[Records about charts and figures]
━━━

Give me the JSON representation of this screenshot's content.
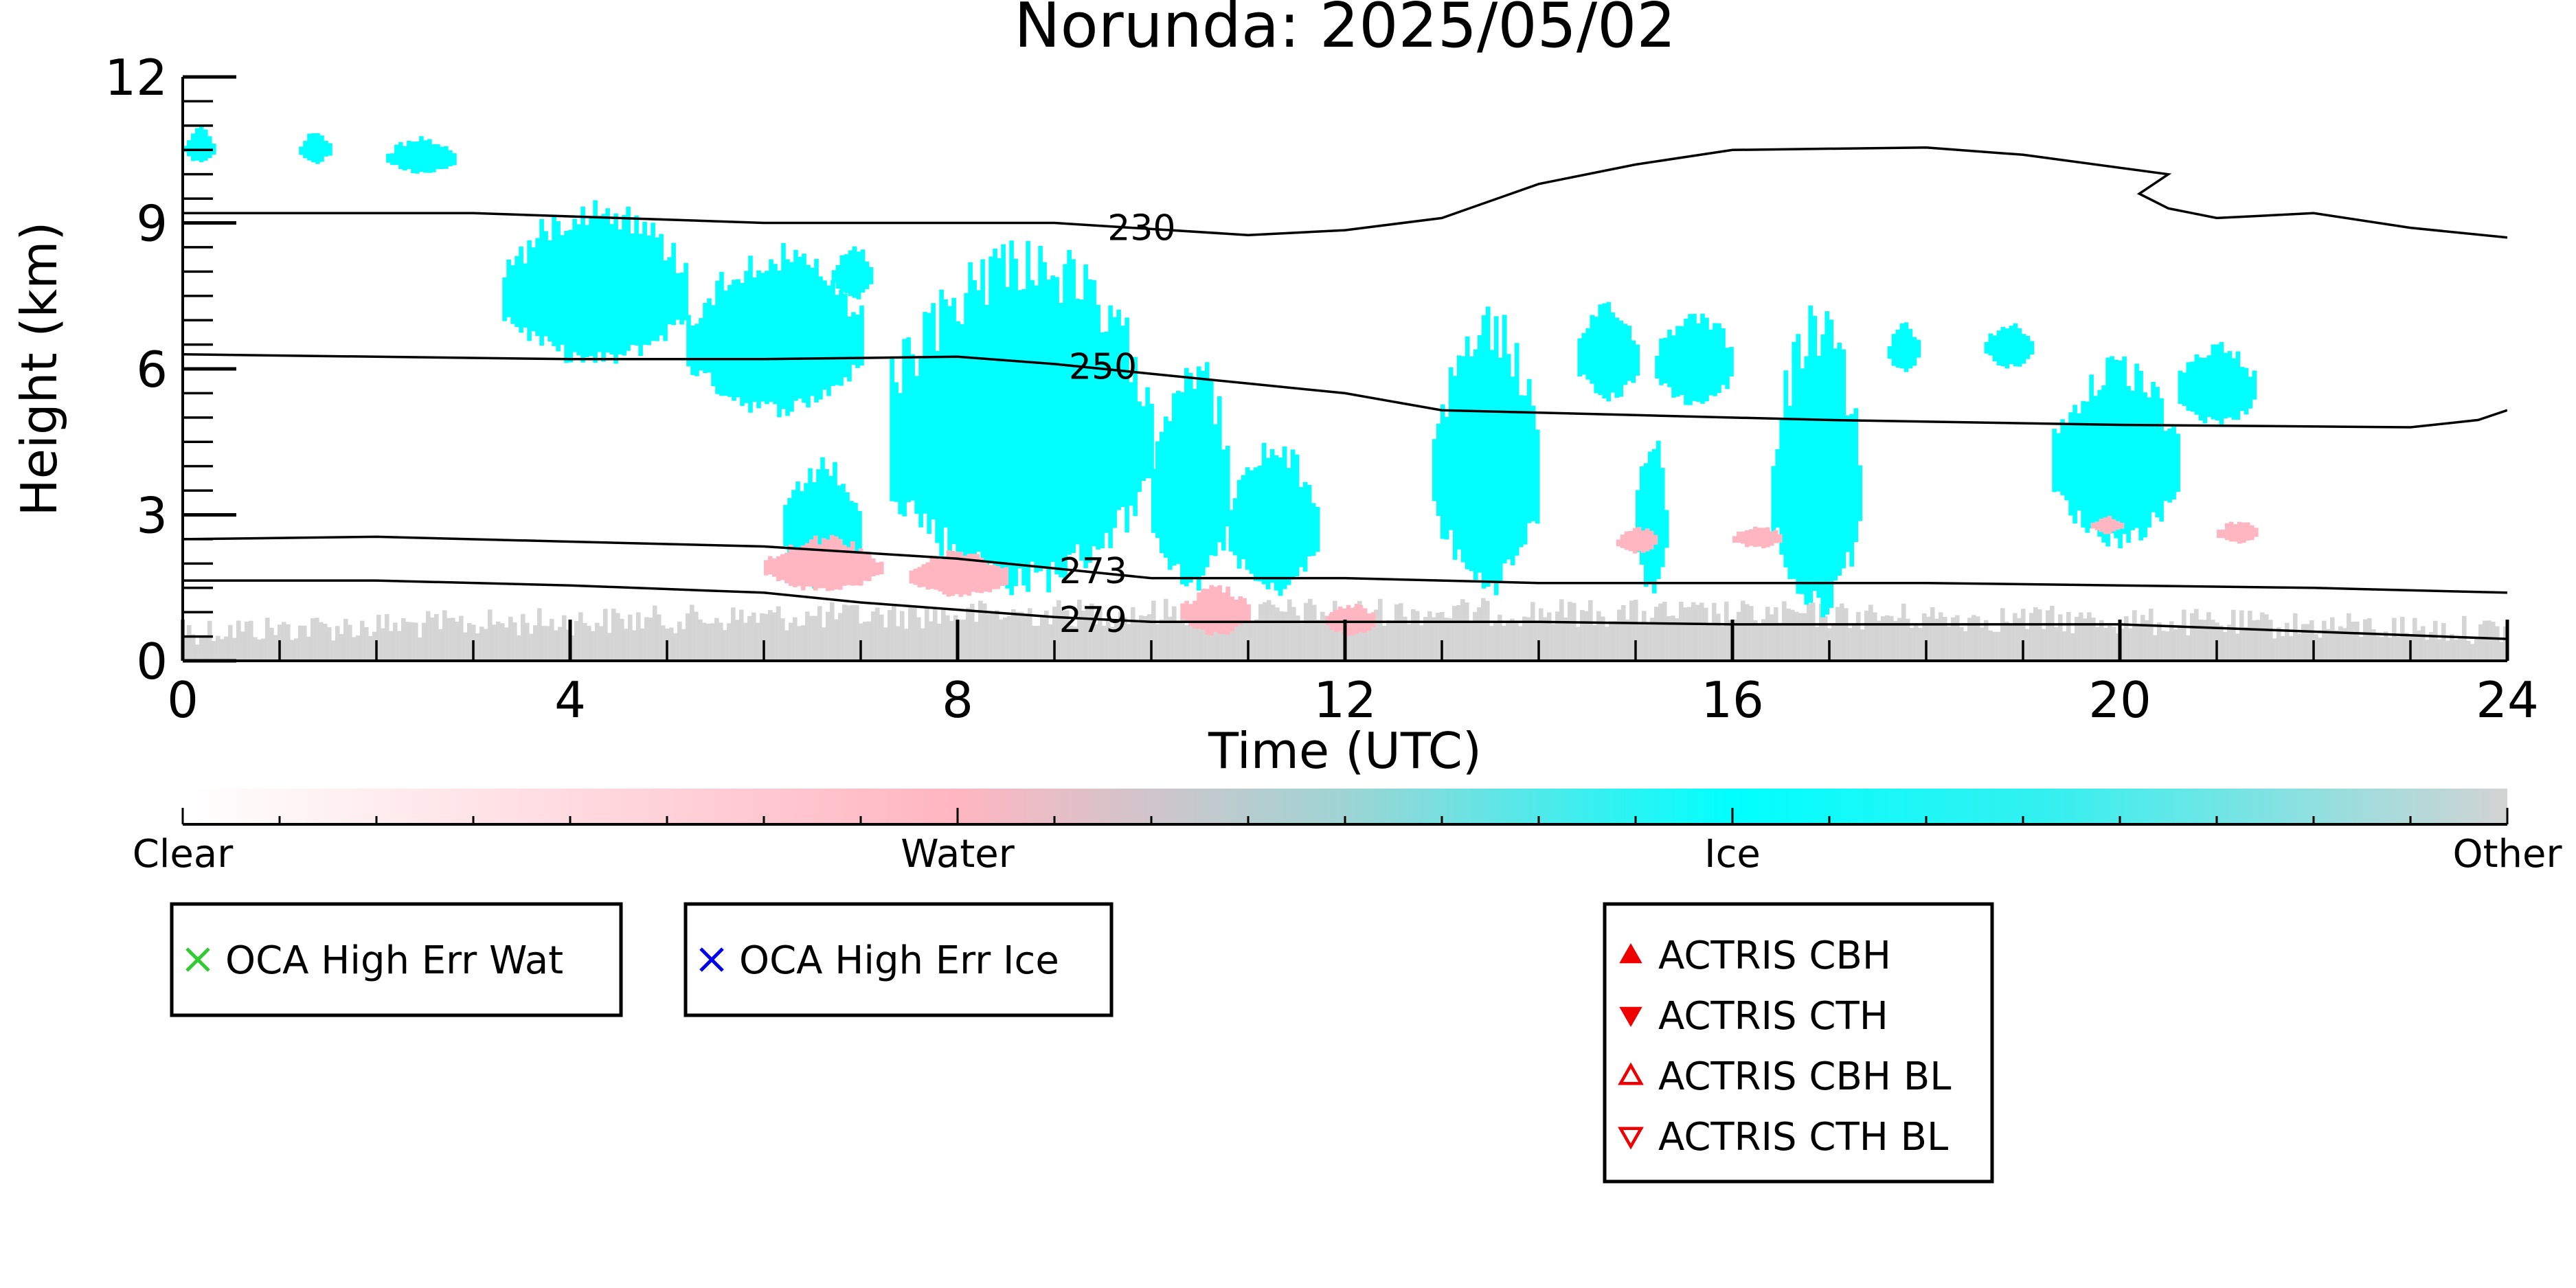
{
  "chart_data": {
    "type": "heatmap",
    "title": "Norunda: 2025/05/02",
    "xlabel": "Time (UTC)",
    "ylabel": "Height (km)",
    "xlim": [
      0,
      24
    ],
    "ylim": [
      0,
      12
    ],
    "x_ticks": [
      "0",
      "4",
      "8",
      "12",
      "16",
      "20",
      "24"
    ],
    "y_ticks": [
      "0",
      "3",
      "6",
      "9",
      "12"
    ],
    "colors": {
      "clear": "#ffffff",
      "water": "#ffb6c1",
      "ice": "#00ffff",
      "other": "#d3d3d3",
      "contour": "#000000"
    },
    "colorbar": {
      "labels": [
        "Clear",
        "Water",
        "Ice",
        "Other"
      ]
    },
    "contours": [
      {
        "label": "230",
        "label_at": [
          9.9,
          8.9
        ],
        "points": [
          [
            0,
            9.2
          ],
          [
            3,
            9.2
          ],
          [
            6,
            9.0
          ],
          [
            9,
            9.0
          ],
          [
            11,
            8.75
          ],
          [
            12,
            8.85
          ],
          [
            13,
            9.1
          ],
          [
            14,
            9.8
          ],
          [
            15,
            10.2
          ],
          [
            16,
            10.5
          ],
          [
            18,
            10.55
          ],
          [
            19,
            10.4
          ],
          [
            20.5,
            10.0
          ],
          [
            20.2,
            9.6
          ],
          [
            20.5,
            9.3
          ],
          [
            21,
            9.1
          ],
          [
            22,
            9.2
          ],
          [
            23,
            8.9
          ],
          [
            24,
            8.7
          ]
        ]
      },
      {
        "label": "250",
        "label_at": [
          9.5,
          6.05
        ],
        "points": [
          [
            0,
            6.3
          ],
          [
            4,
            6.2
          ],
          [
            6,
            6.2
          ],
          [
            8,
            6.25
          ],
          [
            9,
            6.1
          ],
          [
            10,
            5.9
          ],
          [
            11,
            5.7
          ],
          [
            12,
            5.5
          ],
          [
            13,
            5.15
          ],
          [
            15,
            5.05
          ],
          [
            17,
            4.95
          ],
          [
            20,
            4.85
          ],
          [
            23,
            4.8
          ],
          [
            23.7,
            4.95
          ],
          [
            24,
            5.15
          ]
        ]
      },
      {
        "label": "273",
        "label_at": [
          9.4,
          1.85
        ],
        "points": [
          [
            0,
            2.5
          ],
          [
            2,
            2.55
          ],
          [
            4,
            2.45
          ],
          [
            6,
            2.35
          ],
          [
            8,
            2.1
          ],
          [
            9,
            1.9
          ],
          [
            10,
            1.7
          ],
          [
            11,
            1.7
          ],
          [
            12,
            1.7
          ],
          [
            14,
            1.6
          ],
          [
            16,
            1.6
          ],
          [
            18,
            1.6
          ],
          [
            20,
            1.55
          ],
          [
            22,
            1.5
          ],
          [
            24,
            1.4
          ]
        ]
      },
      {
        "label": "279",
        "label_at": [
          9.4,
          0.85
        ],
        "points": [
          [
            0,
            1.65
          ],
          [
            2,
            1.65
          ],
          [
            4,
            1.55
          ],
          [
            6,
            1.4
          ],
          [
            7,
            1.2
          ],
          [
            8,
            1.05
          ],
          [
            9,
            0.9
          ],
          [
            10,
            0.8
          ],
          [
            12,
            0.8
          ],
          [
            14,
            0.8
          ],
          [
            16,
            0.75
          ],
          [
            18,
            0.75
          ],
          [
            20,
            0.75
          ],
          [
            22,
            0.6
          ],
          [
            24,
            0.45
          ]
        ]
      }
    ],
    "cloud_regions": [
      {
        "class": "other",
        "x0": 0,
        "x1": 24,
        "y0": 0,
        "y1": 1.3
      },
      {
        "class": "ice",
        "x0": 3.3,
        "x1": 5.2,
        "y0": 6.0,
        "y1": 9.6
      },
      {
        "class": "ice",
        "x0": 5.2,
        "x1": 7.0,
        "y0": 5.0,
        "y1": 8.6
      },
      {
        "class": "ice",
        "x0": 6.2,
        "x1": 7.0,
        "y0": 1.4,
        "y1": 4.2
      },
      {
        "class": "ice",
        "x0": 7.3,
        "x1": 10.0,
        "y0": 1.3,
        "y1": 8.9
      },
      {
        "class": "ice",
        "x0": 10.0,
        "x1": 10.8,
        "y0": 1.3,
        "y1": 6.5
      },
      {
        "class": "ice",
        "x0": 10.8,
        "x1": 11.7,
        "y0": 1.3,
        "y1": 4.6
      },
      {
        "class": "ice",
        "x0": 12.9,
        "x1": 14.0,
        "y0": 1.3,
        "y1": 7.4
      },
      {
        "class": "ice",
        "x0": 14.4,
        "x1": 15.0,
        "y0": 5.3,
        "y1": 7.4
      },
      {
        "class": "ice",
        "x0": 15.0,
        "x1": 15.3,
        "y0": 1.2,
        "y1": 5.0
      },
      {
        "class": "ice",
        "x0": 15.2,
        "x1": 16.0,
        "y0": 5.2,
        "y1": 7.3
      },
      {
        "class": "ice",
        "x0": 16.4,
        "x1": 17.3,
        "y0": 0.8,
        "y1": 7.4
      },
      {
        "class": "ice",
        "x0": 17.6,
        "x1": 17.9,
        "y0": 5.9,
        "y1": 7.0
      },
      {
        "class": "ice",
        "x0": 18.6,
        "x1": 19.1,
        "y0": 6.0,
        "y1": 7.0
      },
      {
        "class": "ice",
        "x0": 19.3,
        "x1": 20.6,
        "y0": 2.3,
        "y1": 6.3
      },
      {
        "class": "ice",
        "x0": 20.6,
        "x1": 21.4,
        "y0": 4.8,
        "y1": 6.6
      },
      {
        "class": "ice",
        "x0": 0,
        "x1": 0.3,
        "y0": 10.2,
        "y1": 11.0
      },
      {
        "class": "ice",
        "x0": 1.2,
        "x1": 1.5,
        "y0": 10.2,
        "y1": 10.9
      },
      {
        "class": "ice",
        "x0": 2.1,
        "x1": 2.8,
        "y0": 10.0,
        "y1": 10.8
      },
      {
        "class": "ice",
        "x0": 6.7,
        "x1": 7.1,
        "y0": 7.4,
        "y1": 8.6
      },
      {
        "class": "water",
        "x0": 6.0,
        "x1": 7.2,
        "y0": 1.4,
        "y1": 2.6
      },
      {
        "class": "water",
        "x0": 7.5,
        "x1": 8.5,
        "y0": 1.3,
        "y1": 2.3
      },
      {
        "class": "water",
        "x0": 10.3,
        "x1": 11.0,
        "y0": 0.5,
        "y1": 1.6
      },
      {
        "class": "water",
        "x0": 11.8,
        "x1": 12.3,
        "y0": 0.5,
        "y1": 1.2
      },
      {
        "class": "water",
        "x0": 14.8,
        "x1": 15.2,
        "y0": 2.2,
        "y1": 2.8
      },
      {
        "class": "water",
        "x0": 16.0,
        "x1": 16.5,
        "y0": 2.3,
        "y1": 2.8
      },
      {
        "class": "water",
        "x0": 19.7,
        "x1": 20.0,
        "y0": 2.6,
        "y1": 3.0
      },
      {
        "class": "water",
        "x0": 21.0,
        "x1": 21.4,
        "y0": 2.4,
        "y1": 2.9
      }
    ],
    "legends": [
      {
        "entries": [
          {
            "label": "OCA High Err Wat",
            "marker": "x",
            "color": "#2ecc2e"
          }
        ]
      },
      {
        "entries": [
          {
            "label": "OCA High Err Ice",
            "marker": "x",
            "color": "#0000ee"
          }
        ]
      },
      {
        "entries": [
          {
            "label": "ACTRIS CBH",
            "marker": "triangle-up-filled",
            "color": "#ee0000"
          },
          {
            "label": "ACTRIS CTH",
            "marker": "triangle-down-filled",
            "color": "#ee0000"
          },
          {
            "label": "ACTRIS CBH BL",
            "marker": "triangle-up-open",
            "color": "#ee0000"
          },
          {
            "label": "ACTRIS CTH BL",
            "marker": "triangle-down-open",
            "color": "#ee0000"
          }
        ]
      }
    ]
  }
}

━━━

• Written instruction: Copy each line from the records above that includes the string "ACTRIS".

• The output:
            "label": "ACTRIS CBH",
            "label": "ACTRIS CTH",
            "label": "ACTRIS CBH BL",
            "label": "ACTRIS CTH BL",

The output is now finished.